• AIM
Rename "external-port-cell" to "remote-port-cell" in the data lines starting at the one containing "refresh-label: Refresh [719, 64, 791, 86]" and ending after the one containing "connections-label: Connections [400, 64, 514, 86]", and give only those lines with nothing else changed.

• ENTRIES SUPPLIED
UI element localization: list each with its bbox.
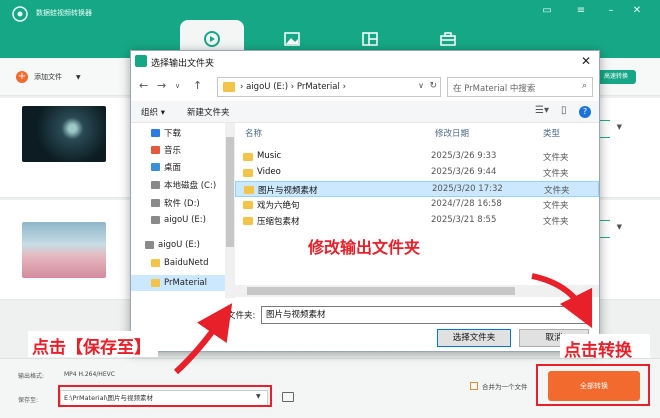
search-icon[interactable]: ⌕: [582, 81, 587, 91]
chevron-down-icon[interactable]: ∨: [418, 81, 424, 90]
folder-icon: [244, 186, 254, 194]
image-icon: [284, 32, 300, 46]
drive-icon: [151, 216, 160, 224]
breadcrumb[interactable]: › aigoU (E:) › PrMaterial ›: [240, 82, 346, 92]
open-folder-icon[interactable]: [282, 392, 294, 402]
save-to-label: 保存至:: [18, 397, 39, 404]
file-row[interactable]: Music 2025/3/26 9:33 文件夹: [235, 149, 599, 165]
app-logo-icon: [12, 6, 28, 22]
nav-item[interactable]: aigoU (E:): [145, 240, 200, 250]
convert-highlight: [536, 364, 650, 406]
download-icon: [151, 129, 160, 137]
merge-checkbox[interactable]: 合并为一个文件: [470, 381, 528, 391]
drive-icon: [145, 241, 154, 249]
column-header-type[interactable]: 类型: [543, 127, 560, 139]
nav-item[interactable]: 下载: [151, 127, 181, 139]
checkbox[interactable]: [470, 382, 478, 390]
recent-chevron-icon[interactable]: ∨: [175, 82, 180, 90]
folder-input[interactable]: 图片与视频素材: [261, 306, 587, 324]
app-logo-icon: [135, 55, 147, 67]
forward-arrow-icon[interactable]: →: [157, 79, 166, 92]
chevron-down-icon[interactable]: ▼: [617, 123, 622, 131]
back-arrow-icon[interactable]: ←: [139, 79, 148, 92]
address-row: ← → ∨ ↑ › aigoU (E:) › PrMaterial › ∨ ↻ …: [131, 73, 599, 101]
dialog-title: 选择输出文件夹: [151, 59, 215, 69]
select-folder-button[interactable]: 选择文件夹: [437, 329, 511, 347]
nav-item[interactable]: 本地磁盘 (C:): [151, 179, 216, 191]
nav-item-selected[interactable]: PrMaterial: [131, 275, 225, 291]
output-format-label: 输出格式:: [18, 373, 45, 380]
minimize-icon[interactable]: –: [604, 5, 618, 16]
convert-icon: [204, 31, 220, 47]
drive-icon: [151, 199, 160, 207]
desktop-icon: [151, 163, 160, 171]
preview-pane-icon[interactable]: ▯: [561, 105, 567, 116]
folder-icon: [243, 217, 253, 225]
folder-icon: [243, 201, 253, 209]
address-bar[interactable]: › aigoU (E:) › PrMaterial › ∨ ↻: [217, 77, 441, 97]
collage-icon: [362, 32, 378, 46]
file-row[interactable]: 戏为六绝句 2024/7/28 16:58 文件夹: [235, 197, 599, 213]
close-icon[interactable]: ✕: [581, 54, 591, 68]
folder-icon: [151, 259, 160, 267]
file-row[interactable]: 压缩包素材 2025/3/21 8:55 文件夹: [235, 213, 599, 229]
save-path-highlight: [58, 385, 272, 407]
annotation-click-save: 点击【保存至】: [32, 338, 151, 358]
add-file-label: 添加文件: [34, 73, 62, 81]
select-folder-dialog: 选择输出文件夹 ✕ ← → ∨ ↑ › aigoU (E:) › PrMater…: [130, 50, 600, 352]
folder-row: 文件夹: 图片与视频素材: [131, 303, 599, 325]
file-row[interactable]: Video 2025/3/26 9:44 文件夹: [235, 165, 599, 181]
file-row-selected[interactable]: 图片与视频素材 2025/3/20 17:32 文件夹: [235, 181, 599, 197]
organize-button[interactable]: 组织 ▾: [141, 106, 165, 118]
help-icon[interactable]: ?: [579, 106, 591, 118]
annotation-modify-folder: 修改输出文件夹: [308, 238, 421, 257]
drive-icon: [151, 181, 160, 189]
annotation-click-convert: 点击转换: [564, 341, 632, 361]
search-box[interactable]: 在 PrMaterial 中搜索 ⌕: [447, 77, 593, 97]
scrollbar-thumb[interactable]: [226, 137, 234, 247]
folder-icon: [243, 169, 253, 177]
refresh-icon[interactable]: ↻: [429, 81, 437, 91]
nav-item[interactable]: 桌面: [151, 161, 181, 173]
music-icon: [151, 146, 160, 154]
new-folder-button[interactable]: 新建文件夹: [187, 106, 230, 118]
nav-item[interactable]: BaiduNetd: [151, 258, 209, 268]
menu-icon[interactable]: ≡: [574, 5, 588, 16]
dialog-titlebar: 选择输出文件夹 ✕: [131, 51, 599, 73]
folder-icon: [223, 82, 235, 92]
output-format-select[interactable]: MP4 H.264/HEVC: [64, 371, 115, 378]
add-file-button[interactable]: + 添加文件 ▼: [16, 71, 81, 83]
chevron-down-icon[interactable]: ▼: [617, 223, 622, 231]
search-input[interactable]: 在 PrMaterial 中搜索: [453, 82, 535, 94]
nav-scrollbar[interactable]: [225, 123, 235, 298]
close-icon[interactable]: ✕: [630, 5, 644, 16]
navigation-pane: 下载 音乐 桌面 本地磁盘 (C:) 软件 (D:) aigoU (E:) ai…: [131, 123, 225, 298]
up-arrow-icon[interactable]: ↑: [193, 79, 202, 92]
nav-item[interactable]: 音乐: [151, 144, 181, 156]
feedback-icon[interactable]: ▭: [540, 5, 554, 16]
file-list-scrollbar[interactable]: [235, 285, 599, 297]
toolbox-icon: [440, 32, 456, 46]
app-title: 数据蛙视频转换器: [36, 9, 92, 17]
chevron-down-icon: ▼: [76, 73, 81, 81]
column-header-name[interactable]: 名称: [245, 127, 262, 139]
video-thumbnail[interactable]: [22, 222, 106, 278]
plus-icon: +: [16, 71, 28, 83]
scrollbar-thumb[interactable]: [247, 287, 515, 295]
video-thumbnail[interactable]: [22, 106, 106, 162]
command-bar: 组织 ▾ 新建文件夹 ☰▾ ▯ ?: [131, 101, 599, 123]
folder-icon: [151, 279, 160, 287]
folder-label: 文件夹:: [227, 311, 256, 321]
view-options-icon[interactable]: ☰▾: [535, 105, 549, 116]
nav-item[interactable]: aigoU (E:): [151, 215, 206, 225]
merge-label: 合并为一个文件: [482, 383, 528, 391]
column-header-date[interactable]: 修改日期: [435, 127, 469, 139]
folder-icon: [243, 153, 253, 161]
nav-item[interactable]: 软件 (D:): [151, 197, 200, 209]
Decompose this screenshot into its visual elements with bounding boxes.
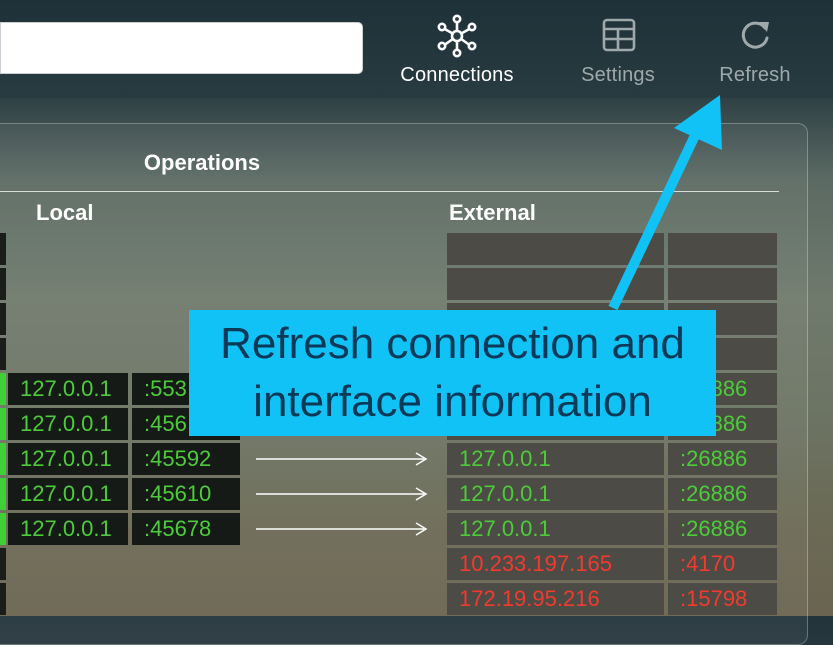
refresh-label: Refresh [719, 64, 791, 86]
row-status-edge [0, 373, 6, 405]
callout-line-2: interface information [253, 377, 652, 426]
external-port-cell[interactable] [668, 233, 777, 265]
local-port-cell[interactable]: :45592 [132, 443, 240, 475]
external-ip-cell[interactable] [447, 233, 664, 265]
external-ip-cell[interactable]: 127.0.0.1 [447, 478, 664, 510]
external-port-cell[interactable]: :4170 [668, 548, 777, 580]
external-port-cell[interactable]: :26886 [668, 478, 777, 510]
external-port-cell[interactable]: :26886 [668, 443, 777, 475]
settings-button[interactable]: Settings [565, 14, 671, 87]
external-ip-cell[interactable]: 172.19.95.216 [447, 583, 664, 615]
search-field[interactable] [0, 22, 363, 74]
panel-title: Operations [143, 150, 261, 175]
local-column-header: Local [36, 200, 94, 225]
local-port-cell[interactable]: :45610 [132, 478, 240, 510]
local-port-cell[interactable]: :45678 [132, 513, 240, 545]
network-hub-icon [437, 14, 477, 58]
connections-label: Connections [400, 64, 514, 86]
external-port-cell[interactable] [668, 268, 777, 300]
external-port-cell[interactable]: :26886 [668, 513, 777, 545]
flow-arrow-icon [256, 487, 428, 501]
external-port-cell[interactable]: :15798 [668, 583, 777, 615]
row-status-edge [0, 583, 6, 615]
row-status-edge [0, 303, 6, 335]
row-status-edge [0, 478, 6, 510]
local-ip-cell[interactable]: 127.0.0.1 [8, 408, 128, 440]
external-column-header: External [449, 200, 536, 225]
local-ip-cell[interactable]: 127.0.0.1 [8, 443, 128, 475]
external-ip-cell[interactable]: 10.233.197.165 [447, 548, 664, 580]
row-status-edge [0, 233, 6, 265]
refresh-tooltip-callout: Refresh connection and interface informa… [189, 310, 716, 436]
row-status-edge [0, 513, 6, 545]
refresh-button[interactable]: Refresh [710, 14, 800, 87]
external-ip-cell[interactable]: 127.0.0.1 [447, 513, 664, 545]
row-status-edge [0, 443, 6, 475]
local-ip-cell[interactable]: 127.0.0.1 [8, 513, 128, 545]
row-status-edge [0, 338, 6, 370]
refresh-icon [741, 21, 769, 49]
settings-label: Settings [581, 64, 655, 86]
flow-arrow-icon [256, 522, 428, 536]
external-ip-cell[interactable]: 127.0.0.1 [447, 443, 664, 475]
local-ip-cell[interactable]: 127.0.0.1 [8, 478, 128, 510]
title-divider [0, 191, 779, 192]
row-status-edge [0, 408, 6, 440]
connections-button[interactable]: Connections [392, 14, 522, 87]
callout-line-1: Refresh connection and [220, 319, 685, 368]
row-status-edge [0, 268, 6, 300]
toolbar: Connections Settings Refresh [0, 0, 833, 98]
flow-arrow-icon [256, 452, 428, 466]
local-ip-cell[interactable]: 127.0.0.1 [8, 373, 128, 405]
external-ip-cell[interactable] [447, 268, 664, 300]
table-grid-icon [602, 18, 636, 52]
row-status-edge [0, 548, 6, 580]
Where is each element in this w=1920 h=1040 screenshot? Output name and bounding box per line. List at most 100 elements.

• RESPONSE BELOW
refresh-label: Refresh [719, 64, 791, 86]
row-status-edge [0, 373, 6, 405]
callout-line-2: interface information [253, 377, 652, 426]
remote-port-cell[interactable] [668, 233, 777, 265]
local-port-cell[interactable]: :45592 [132, 443, 240, 475]
external-ip-cell[interactable] [447, 233, 664, 265]
external-ip-cell[interactable]: 127.0.0.1 [447, 478, 664, 510]
remote-port-cell[interactable]: :4170 [668, 548, 777, 580]
remote-port-cell[interactable]: :26886 [668, 478, 777, 510]
remote-port-cell[interactable]: :26886 [668, 443, 777, 475]
settings-button[interactable]: Settings [565, 14, 671, 87]
external-ip-cell[interactable]: 172.19.95.216 [447, 583, 664, 615]
search-field[interactable] [0, 22, 363, 74]
panel-title: Operations [143, 150, 261, 175]
local-column-header: Local [36, 200, 94, 225]
local-port-cell[interactable]: :45610 [132, 478, 240, 510]
local-port-cell[interactable]: :45678 [132, 513, 240, 545]
network-hub-icon [437, 14, 477, 58]
connections-label: Connections [400, 64, 514, 86]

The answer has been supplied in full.